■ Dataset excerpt
____________________
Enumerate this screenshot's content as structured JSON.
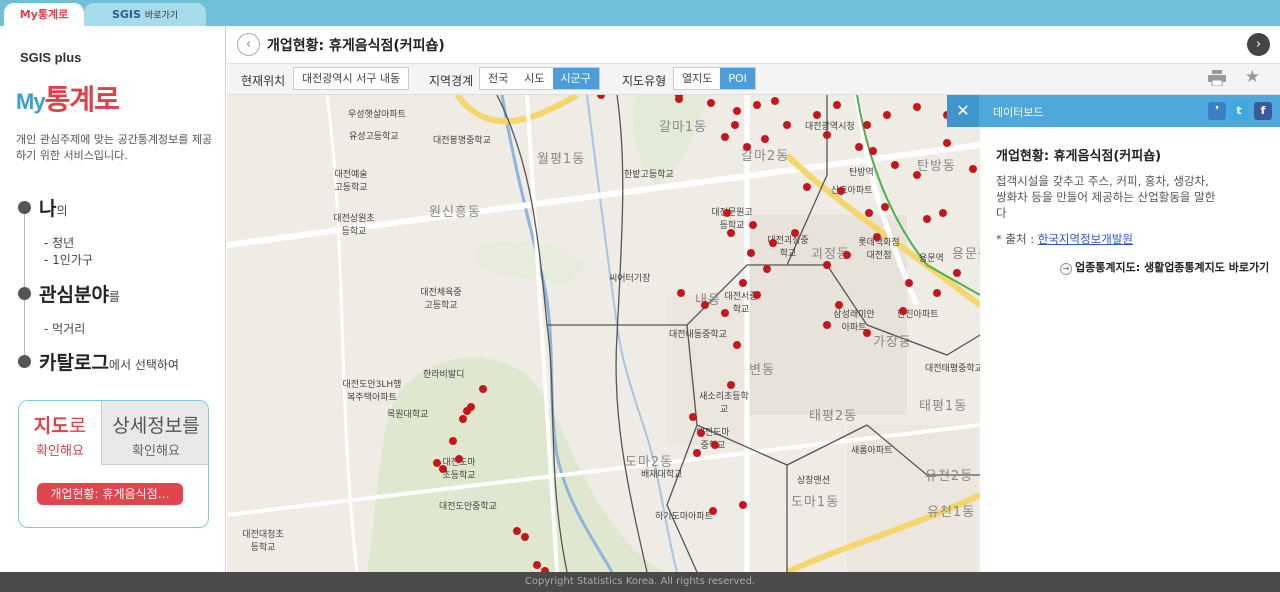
{
  "tabs": {
    "my": "My통계로",
    "sgis_brand": "SGIS",
    "sgis_small": "바로가기"
  },
  "sidebar": {
    "sgis_logo": "SGIS plus",
    "my_logo_my": "My",
    "my_logo_rest": "통계로",
    "description": "개인 관심주제에 맞는 공간통계정보를 제공하기 위한 서비스입니다.",
    "menu": [
      {
        "label": "나",
        "suffix": "의",
        "subs": [
          "- 청년",
          "- 1인가구"
        ]
      },
      {
        "label": "관심분야",
        "suffix": "를",
        "subs": [
          "- 먹거리"
        ]
      },
      {
        "label": "카탈로그",
        "suffix": "에서 선택하여",
        "subs": []
      }
    ],
    "result_tabs": {
      "map_big_a": "지도",
      "map_big_b": "로",
      "map_small": "확인해요",
      "detail_big": "상세정보를",
      "detail_small": "확인해요"
    },
    "selected_pill": "개업현황: 휴게음식점…"
  },
  "titlebar": {
    "back_icon": "chevron-left-icon",
    "title": "개업현황: 휴게음식점(커피숍)",
    "next_icon": "chevron-right-icon"
  },
  "toolbar": {
    "location_label": "현재위치",
    "location_value": "대전광역시 서구 내동",
    "region_label": "지역경계",
    "region_options": [
      "전국",
      "시도",
      "시군구"
    ],
    "region_selected": "시군구",
    "maptype_label": "지도유형",
    "maptype_options": [
      "열지도",
      "POI"
    ],
    "maptype_selected": "POI"
  },
  "map": {
    "labels": [
      "우성햇살아파트",
      "유성고등학교",
      "대전봉명중학교",
      "월평1동",
      "갈마1동",
      "한밭고등학교",
      "대전예술고등학교",
      "원신흥동",
      "대전상원초등학교",
      "대전문원고등학교",
      "갈마2동",
      "대전광역시청",
      "탄방역",
      "산호아파트",
      "탄방동",
      "대전괴정중학교",
      "괴정동",
      "롯데백화점대전점",
      "용문역",
      "용문동",
      "씨어터기장",
      "대전체육중고등학교",
      "내동",
      "대전서중학교",
      "대전내동중학교",
      "삼성래미안아파트",
      "한진아파트",
      "가장동",
      "한라비발디",
      "대전도안3LH행복주택아파트",
      "목원대학교",
      "대전도마초등학교",
      "대전도안중학교",
      "새소리초등학교",
      "대전도마중학교",
      "도마2동",
      "배재대학교",
      "변동",
      "태평2동",
      "태평1동",
      "대전태평중학교",
      "새롬아파트",
      "유천2동",
      "상창맨션",
      "도마1동",
      "유천1동",
      "대전대청초등학교",
      "하기도마아파트"
    ]
  },
  "databoard": {
    "header": "데이터보드",
    "close_icon": "close-icon",
    "title": "개업현황: 휴게음식점(커피숍)",
    "description": "접객시설을 갖추고 주스, 커피, 홍차, 생강차, 쌍화차 등을 만들어 제공하는 산업활동을 말한다",
    "source_prefix": "* 출처 : ",
    "source_link": "한국지역정보개발원",
    "link_text": "업종통계지도: 생활업종통계지도 바로가기"
  },
  "footer": {
    "copyright": "Copyright Statistics Korea. All rights reserved."
  },
  "colors": {
    "accent_blue": "#4ea8dc",
    "accent_red": "#e0404a",
    "poi_red": "#c4161c"
  }
}
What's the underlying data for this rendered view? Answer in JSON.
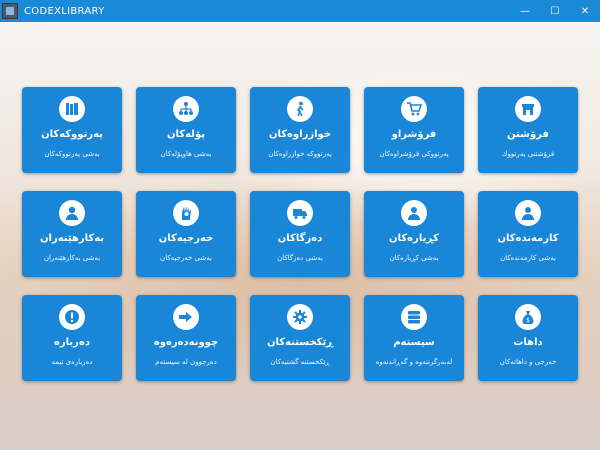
{
  "window": {
    "title": "CODEXLIBRARY",
    "minimize": "—",
    "maximize": "☐",
    "close": "✕"
  },
  "tiles": [
    {
      "title": "فرۆشتن",
      "subtitle": "فرۆشتنی پەرتووك",
      "icon": "store-icon"
    },
    {
      "title": "فرۆشراو",
      "subtitle": "پەرتووکی فرۆشراوەکان",
      "icon": "cart-icon"
    },
    {
      "title": "خوازراوەکان",
      "subtitle": "پەرتووکە خوازراوەکان",
      "icon": "walking-person-icon"
    },
    {
      "title": "پۆلەکان",
      "subtitle": "بەشی هاوپۆلەکان",
      "icon": "hierarchy-icon"
    },
    {
      "title": "پەرتووکەکان",
      "subtitle": "بەشی پەرتووکەکان",
      "icon": "books-icon"
    },
    {
      "title": "کارمەندەکان",
      "subtitle": "بەشی کارمەندەکان",
      "icon": "employee-icon"
    },
    {
      "title": "کڕیارەکان",
      "subtitle": "بەشی کڕیارەکان",
      "icon": "customer-icon"
    },
    {
      "title": "دەزگاکان",
      "subtitle": "بەشی دەزگاکان",
      "icon": "truck-icon"
    },
    {
      "title": "خەرجیەکان",
      "subtitle": "بەشی خەرجیەکان",
      "icon": "hand-money-icon"
    },
    {
      "title": "بەکارهێنەران",
      "subtitle": "بەشی بەکارهێنەران",
      "icon": "user-icon"
    },
    {
      "title": "داهات",
      "subtitle": "خەرجی و داهاتەکان",
      "icon": "money-bag-icon"
    },
    {
      "title": "سیستەم",
      "subtitle": "لەبەرگرتنەوە و گەڕاندنەوە",
      "icon": "database-icon"
    },
    {
      "title": "ڕێکخستنەکان",
      "subtitle": "ڕێکخستنە گشتیەکان",
      "icon": "gear-icon"
    },
    {
      "title": "چوونەدەرەوە",
      "subtitle": "دەرچوون لە سیستەم",
      "icon": "logout-arrow-icon"
    },
    {
      "title": "دەربارە",
      "subtitle": "دەربارەی تیمە",
      "icon": "info-icon"
    }
  ],
  "colors": {
    "titlebar": "#1b8ad6",
    "tile": "#1a86d8",
    "text": "#ffffff"
  }
}
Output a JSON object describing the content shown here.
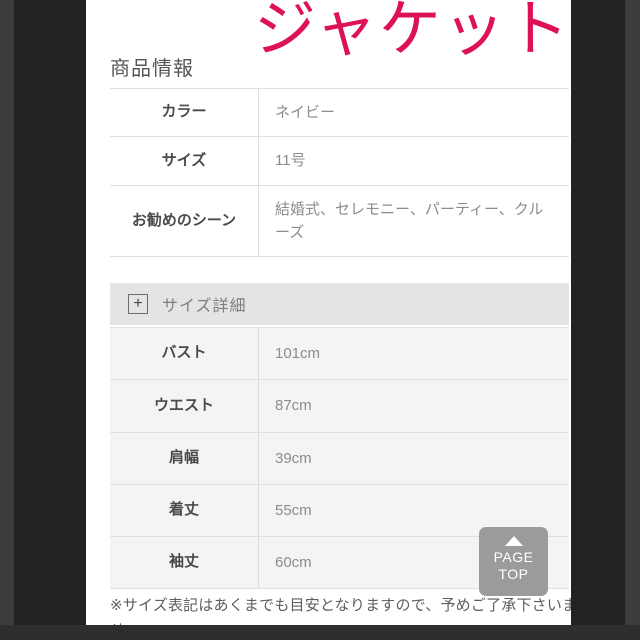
{
  "page": {
    "title": "商品情報",
    "overlay_text": "ジャケット",
    "overlay_color": "#dd1155"
  },
  "product_info": {
    "rows": [
      {
        "label": "カラー",
        "value": "ネイビー"
      },
      {
        "label": "サイズ",
        "value": "11号"
      },
      {
        "label": "お勧めのシーン",
        "value": "結婚式、セレモニー、パーティー、クルーズ"
      }
    ]
  },
  "size_detail": {
    "toggle_icon": "plus-icon",
    "toggle_symbol": "+",
    "label": "サイズ詳細",
    "rows": [
      {
        "label": "バスト",
        "value": "101cm"
      },
      {
        "label": "ウエスト",
        "value": "87cm"
      },
      {
        "label": "肩幅",
        "value": "39cm"
      },
      {
        "label": "着丈",
        "value": "55cm"
      },
      {
        "label": "袖丈",
        "value": "60cm"
      }
    ]
  },
  "footnote": {
    "text": "※サイズ表記はあくまでも目安となりますので、予めご了承下さいませ。"
  },
  "page_top_button": {
    "icon": "triangle-up-icon",
    "line1": "PAGE",
    "line2": "TOP"
  }
}
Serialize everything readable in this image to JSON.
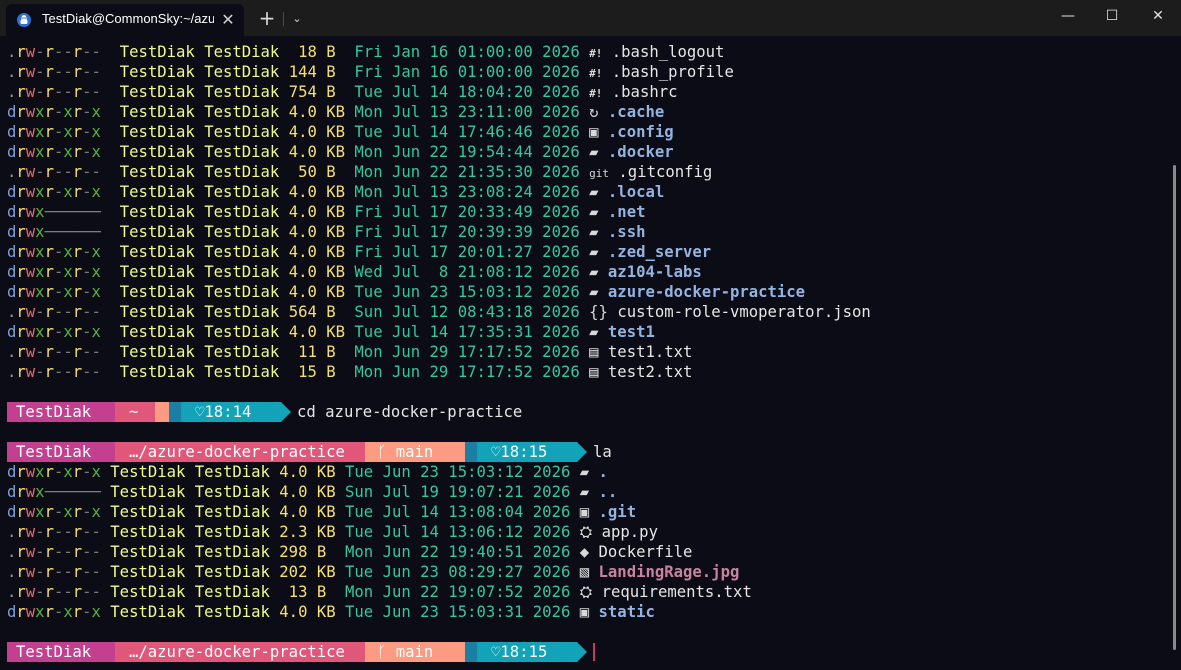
____________________
■ Task directions
Which lines hold the word "this"? Show each one.

■ Written answer
Enumerate this screenshot's content as structured JSON.
What's the underlying data for this rendered view? Answer in JSON.
Serialize everything readable in this image to JSON.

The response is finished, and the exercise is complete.